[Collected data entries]
****
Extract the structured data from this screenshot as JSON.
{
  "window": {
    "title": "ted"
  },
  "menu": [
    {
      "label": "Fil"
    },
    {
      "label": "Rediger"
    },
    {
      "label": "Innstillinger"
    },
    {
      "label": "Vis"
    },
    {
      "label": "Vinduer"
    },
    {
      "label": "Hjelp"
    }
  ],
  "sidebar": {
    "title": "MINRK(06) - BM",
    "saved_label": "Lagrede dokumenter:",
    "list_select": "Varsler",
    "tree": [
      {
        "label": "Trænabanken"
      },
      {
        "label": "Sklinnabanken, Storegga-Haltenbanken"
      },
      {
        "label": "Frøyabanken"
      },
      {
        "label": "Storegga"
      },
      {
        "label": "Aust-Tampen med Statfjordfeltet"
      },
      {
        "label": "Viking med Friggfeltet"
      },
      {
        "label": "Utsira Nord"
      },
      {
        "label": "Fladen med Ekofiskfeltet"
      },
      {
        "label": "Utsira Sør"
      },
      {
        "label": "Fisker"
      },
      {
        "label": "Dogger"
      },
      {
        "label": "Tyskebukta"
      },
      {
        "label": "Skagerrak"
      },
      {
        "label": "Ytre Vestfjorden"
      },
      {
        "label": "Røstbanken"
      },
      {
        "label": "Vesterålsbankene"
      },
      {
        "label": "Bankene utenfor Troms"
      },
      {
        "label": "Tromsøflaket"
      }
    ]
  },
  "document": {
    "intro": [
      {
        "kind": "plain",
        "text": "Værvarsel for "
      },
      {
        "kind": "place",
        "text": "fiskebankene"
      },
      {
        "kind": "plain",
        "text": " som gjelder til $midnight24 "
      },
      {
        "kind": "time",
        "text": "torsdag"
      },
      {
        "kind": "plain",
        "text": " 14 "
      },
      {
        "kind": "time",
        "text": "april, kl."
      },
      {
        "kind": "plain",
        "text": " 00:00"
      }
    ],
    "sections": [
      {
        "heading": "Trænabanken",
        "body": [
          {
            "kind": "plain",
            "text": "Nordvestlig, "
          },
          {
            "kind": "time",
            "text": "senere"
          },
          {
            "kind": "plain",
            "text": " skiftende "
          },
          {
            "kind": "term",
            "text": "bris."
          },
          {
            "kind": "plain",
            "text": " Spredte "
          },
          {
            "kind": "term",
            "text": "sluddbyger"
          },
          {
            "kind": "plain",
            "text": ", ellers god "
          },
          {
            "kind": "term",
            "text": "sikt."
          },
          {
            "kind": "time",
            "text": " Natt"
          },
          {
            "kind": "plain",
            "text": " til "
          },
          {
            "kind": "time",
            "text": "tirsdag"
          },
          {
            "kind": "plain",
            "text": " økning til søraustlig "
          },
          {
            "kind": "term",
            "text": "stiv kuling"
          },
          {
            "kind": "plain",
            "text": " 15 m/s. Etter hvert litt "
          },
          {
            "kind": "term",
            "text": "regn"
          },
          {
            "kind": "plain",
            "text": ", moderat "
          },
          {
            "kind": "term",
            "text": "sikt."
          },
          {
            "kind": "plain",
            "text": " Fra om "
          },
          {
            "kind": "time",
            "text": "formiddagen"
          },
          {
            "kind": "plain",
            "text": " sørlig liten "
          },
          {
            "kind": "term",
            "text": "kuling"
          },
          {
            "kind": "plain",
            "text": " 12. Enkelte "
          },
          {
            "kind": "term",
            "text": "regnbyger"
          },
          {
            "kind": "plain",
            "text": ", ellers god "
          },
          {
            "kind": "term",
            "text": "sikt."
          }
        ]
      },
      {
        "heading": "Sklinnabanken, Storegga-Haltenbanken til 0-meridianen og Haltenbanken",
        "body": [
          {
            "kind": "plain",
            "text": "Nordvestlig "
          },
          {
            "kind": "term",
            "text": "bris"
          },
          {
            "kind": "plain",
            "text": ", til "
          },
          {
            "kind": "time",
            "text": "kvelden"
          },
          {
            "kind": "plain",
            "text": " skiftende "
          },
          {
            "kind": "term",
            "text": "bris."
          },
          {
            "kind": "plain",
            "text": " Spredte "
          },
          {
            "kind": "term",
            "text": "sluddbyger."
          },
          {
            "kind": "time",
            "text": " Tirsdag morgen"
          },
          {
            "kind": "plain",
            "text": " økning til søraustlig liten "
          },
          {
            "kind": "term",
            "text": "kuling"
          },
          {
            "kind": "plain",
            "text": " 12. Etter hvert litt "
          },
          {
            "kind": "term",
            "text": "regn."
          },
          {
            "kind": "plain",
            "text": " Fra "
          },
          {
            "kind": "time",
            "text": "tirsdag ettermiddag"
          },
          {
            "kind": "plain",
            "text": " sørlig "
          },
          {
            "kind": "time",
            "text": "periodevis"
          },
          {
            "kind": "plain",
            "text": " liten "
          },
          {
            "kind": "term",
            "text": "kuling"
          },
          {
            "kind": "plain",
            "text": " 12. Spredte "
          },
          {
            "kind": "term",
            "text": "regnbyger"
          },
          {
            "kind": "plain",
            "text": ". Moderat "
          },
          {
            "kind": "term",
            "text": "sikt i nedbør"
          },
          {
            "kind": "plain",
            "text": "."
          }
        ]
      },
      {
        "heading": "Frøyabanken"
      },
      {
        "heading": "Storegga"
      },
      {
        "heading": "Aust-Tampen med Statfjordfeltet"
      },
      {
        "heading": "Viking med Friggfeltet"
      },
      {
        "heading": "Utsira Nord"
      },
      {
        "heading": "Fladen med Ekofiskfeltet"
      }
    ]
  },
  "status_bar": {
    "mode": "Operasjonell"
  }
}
****
## OBJECTIVE
Make an exact copy of the listing, including every line.

## OUTPUT OF THE TASK
Extract the structured data from this screenshot as JSON.
{
  "window": {
    "title": "ted"
  },
  "menu": [
    {
      "label": "Fil"
    },
    {
      "label": "Rediger"
    },
    {
      "label": "Innstillinger"
    },
    {
      "label": "Vis"
    },
    {
      "label": "Vinduer"
    },
    {
      "label": "Hjelp"
    }
  ],
  "sidebar": {
    "title": "MINRK(06) - BM",
    "saved_label": "Lagrede dokumenter:",
    "list_select": "Varsler",
    "tree": [
      {
        "label": "Trænabanken"
      },
      {
        "label": "Sklinnabanken, Storegga-Haltenbanken"
      },
      {
        "label": "Frøyabanken"
      },
      {
        "label": "Storegga"
      },
      {
        "label": "Aust-Tampen med Statfjordfeltet"
      },
      {
        "label": "Viking med Friggfeltet"
      },
      {
        "label": "Utsira Nord"
      },
      {
        "label": "Fladen med Ekofiskfeltet"
      },
      {
        "label": "Utsira Sør"
      },
      {
        "label": "Fisker"
      },
      {
        "label": "Dogger"
      },
      {
        "label": "Tyskebukta"
      },
      {
        "label": "Skagerrak"
      },
      {
        "label": "Ytre Vestfjorden"
      },
      {
        "label": "Røstbanken"
      },
      {
        "label": "Vesterålsbankene"
      },
      {
        "label": "Bankene utenfor Troms"
      },
      {
        "label": "Tromsøflaket"
      }
    ]
  },
  "document": {
    "intro": [
      {
        "kind": "plain",
        "text": "Værvarsel for "
      },
      {
        "kind": "place",
        "text": "fiskebankene"
      },
      {
        "kind": "plain",
        "text": " som gjelder til $midnight24 "
      },
      {
        "kind": "time",
        "text": "torsdag"
      },
      {
        "kind": "plain",
        "text": " 14 "
      },
      {
        "kind": "time",
        "text": "april, kl."
      },
      {
        "kind": "plain",
        "text": " 00:00"
      }
    ],
    "sections": [
      {
        "heading": "Trænabanken",
        "body": [
          {
            "kind": "plain",
            "text": "Nordvestlig, "
          },
          {
            "kind": "time",
            "text": "senere"
          },
          {
            "kind": "plain",
            "text": " skiftende "
          },
          {
            "kind": "term",
            "text": "bris."
          },
          {
            "kind": "plain",
            "text": " Spredte "
          },
          {
            "kind": "term",
            "text": "sluddbyger"
          },
          {
            "kind": "plain",
            "text": ", ellers god "
          },
          {
            "kind": "term",
            "text": "sikt."
          },
          {
            "kind": "time",
            "text": " Natt"
          },
          {
            "kind": "plain",
            "text": " til "
          },
          {
            "kind": "time",
            "text": "tirsdag"
          },
          {
            "kind": "plain",
            "text": " økning til søraustlig "
          },
          {
            "kind": "term",
            "text": "stiv kuling"
          },
          {
            "kind": "plain",
            "text": " 15 m/s. Etter hvert litt "
          },
          {
            "kind": "term",
            "text": "regn"
          },
          {
            "kind": "plain",
            "text": ", moderat "
          },
          {
            "kind": "term",
            "text": "sikt."
          },
          {
            "kind": "plain",
            "text": " Fra om "
          },
          {
            "kind": "time",
            "text": "formiddagen"
          },
          {
            "kind": "plain",
            "text": " sørlig liten "
          },
          {
            "kind": "term",
            "text": "kuling"
          },
          {
            "kind": "plain",
            "text": " 12. Enkelte "
          },
          {
            "kind": "term",
            "text": "regnbyger"
          },
          {
            "kind": "plain",
            "text": ", ellers god "
          },
          {
            "kind": "term",
            "text": "sikt."
          }
        ]
      },
      {
        "heading": "Sklinnabanken, Storegga-Haltenbanken til 0-meridianen og Haltenbanken",
        "body": [
          {
            "kind": "plain",
            "text": "Nordvestlig "
          },
          {
            "kind": "term",
            "text": "bris"
          },
          {
            "kind": "plain",
            "text": ", til "
          },
          {
            "kind": "time",
            "text": "kvelden"
          },
          {
            "kind": "plain",
            "text": " skiftende "
          },
          {
            "kind": "term",
            "text": "bris."
          },
          {
            "kind": "plain",
            "text": " Spredte "
          },
          {
            "kind": "term",
            "text": "sluddbyger."
          },
          {
            "kind": "time",
            "text": " Tirsdag morgen"
          },
          {
            "kind": "plain",
            "text": " økning til søraustlig liten "
          },
          {
            "kind": "term",
            "text": "kuling"
          },
          {
            "kind": "plain",
            "text": " 12. Etter hvert litt "
          },
          {
            "kind": "term",
            "text": "regn."
          },
          {
            "kind": "plain",
            "text": " Fra "
          },
          {
            "kind": "time",
            "text": "tirsdag ettermiddag"
          },
          {
            "kind": "plain",
            "text": " sørlig "
          },
          {
            "kind": "time",
            "text": "periodevis"
          },
          {
            "kind": "plain",
            "text": " liten "
          },
          {
            "kind": "term",
            "text": "kuling"
          },
          {
            "kind": "plain",
            "text": " 12. Spredte "
          },
          {
            "kind": "term",
            "text": "regnbyger"
          },
          {
            "kind": "plain",
            "text": ". Moderat "
          },
          {
            "kind": "term",
            "text": "sikt i nedbør"
          },
          {
            "kind": "plain",
            "text": "."
          }
        ]
      },
      {
        "heading": "Frøyabanken"
      },
      {
        "heading": "Storegga"
      },
      {
        "heading": "Aust-Tampen med Statfjordfeltet"
      },
      {
        "heading": "Viking med Friggfeltet"
      },
      {
        "heading": "Utsira Nord"
      },
      {
        "heading": "Fladen med Ekofiskfeltet"
      }
    ]
  },
  "status_bar": {
    "mode": "Operasjonell"
  }
}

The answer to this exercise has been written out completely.